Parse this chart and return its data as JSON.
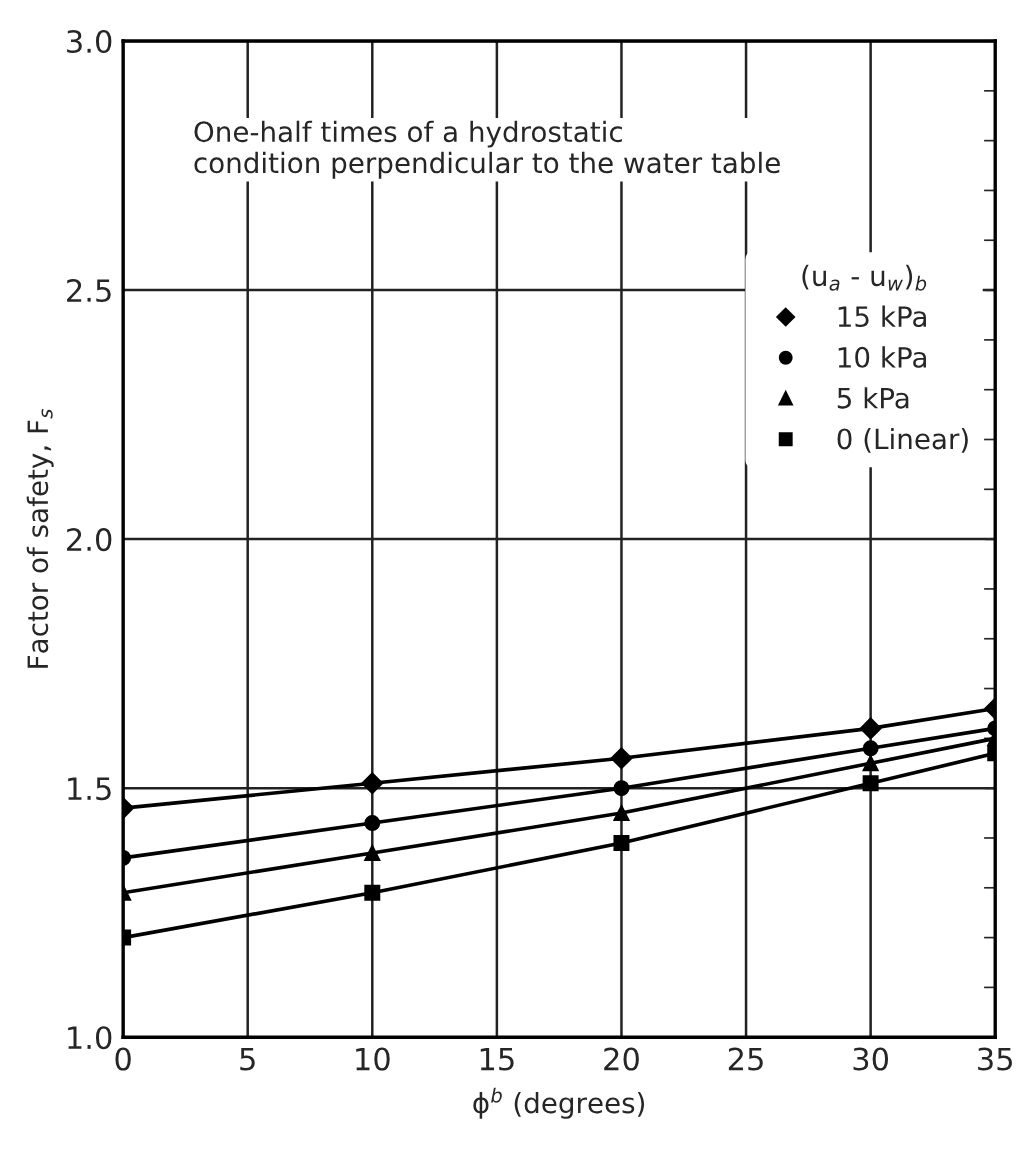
{
  "chart_data": {
    "type": "line",
    "xlabel": "ϕ$^{b}$ (degrees)",
    "ylabel": "Factor of safety, F$_{s}$",
    "legend_title": "(u$_{a}$ - u$_{w}$)$_{b}$",
    "annotations": [
      "One-half times of a hydrostatic\ncondition perpendicular to the water table"
    ],
    "x": [
      0,
      10,
      20,
      30,
      35
    ],
    "series": [
      {
        "name": "15 kPa",
        "color": "#000000",
        "marker": "diamond",
        "values": [
          1.46,
          1.51,
          1.56,
          1.62,
          1.66
        ]
      },
      {
        "name": "10 kPa",
        "color": "#000000",
        "marker": "circle",
        "values": [
          1.36,
          1.43,
          1.5,
          1.58,
          1.62
        ]
      },
      {
        "name": "5 kPa",
        "color": "#000000",
        "marker": "triangle",
        "values": [
          1.29,
          1.37,
          1.45,
          1.55,
          1.6
        ]
      },
      {
        "name": "0 (Linear)",
        "color": "#000000",
        "marker": "square",
        "values": [
          1.2,
          1.29,
          1.39,
          1.51,
          1.57
        ]
      }
    ],
    "xlim": [
      0,
      35
    ],
    "ylim": [
      1.0,
      3.0
    ],
    "xticks": [
      0,
      5,
      10,
      15,
      20,
      25,
      30,
      35
    ],
    "yticks": [
      {
        "value": 1,
        "label": "1.0"
      },
      1.5,
      {
        "value": 2,
        "label": "2.0"
      },
      2.5,
      {
        "value": 3,
        "label": "3.0"
      }
    ],
    "grid": true,
    "legend": "right",
    "line_style": "solid"
  }
}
== == ==
▶ DIRECTION:
Output an exact copy of the material, with the pictures removed.

▶ OUTPUT FOR THIS TASK:
Parse this chart and return its data as JSON.
{
  "chart_data": {
    "type": "line",
    "xlabel": "ϕ$^{b}$ (degrees)",
    "ylabel": "Factor of safety, F$_{s}$",
    "legend_title": "(u$_{a}$ - u$_{w}$)$_{b}$",
    "annotations": [
      "One-half times of a hydrostatic\ncondition perpendicular to the water table"
    ],
    "x": [
      0,
      10,
      20,
      30,
      35
    ],
    "series": [
      {
        "name": "15 kPa",
        "color": "#000000",
        "marker": "diamond",
        "values": [
          1.46,
          1.51,
          1.56,
          1.62,
          1.66
        ]
      },
      {
        "name": "10 kPa",
        "color": "#000000",
        "marker": "circle",
        "values": [
          1.36,
          1.43,
          1.5,
          1.58,
          1.62
        ]
      },
      {
        "name": "5 kPa",
        "color": "#000000",
        "marker": "triangle",
        "values": [
          1.29,
          1.37,
          1.45,
          1.55,
          1.6
        ]
      },
      {
        "name": "0 (Linear)",
        "color": "#000000",
        "marker": "square",
        "values": [
          1.2,
          1.29,
          1.39,
          1.51,
          1.57
        ]
      }
    ],
    "xlim": [
      0,
      35
    ],
    "ylim": [
      1.0,
      3.0
    ],
    "xticks": [
      0,
      5,
      10,
      15,
      20,
      25,
      30,
      35
    ],
    "yticks": [
      {
        "value": 1,
        "label": "1.0"
      },
      1.5,
      {
        "value": 2,
        "label": "2.0"
      },
      2.5,
      {
        "value": 3,
        "label": "3.0"
      }
    ],
    "grid": true,
    "legend": "right",
    "line_style": "solid"
  }
}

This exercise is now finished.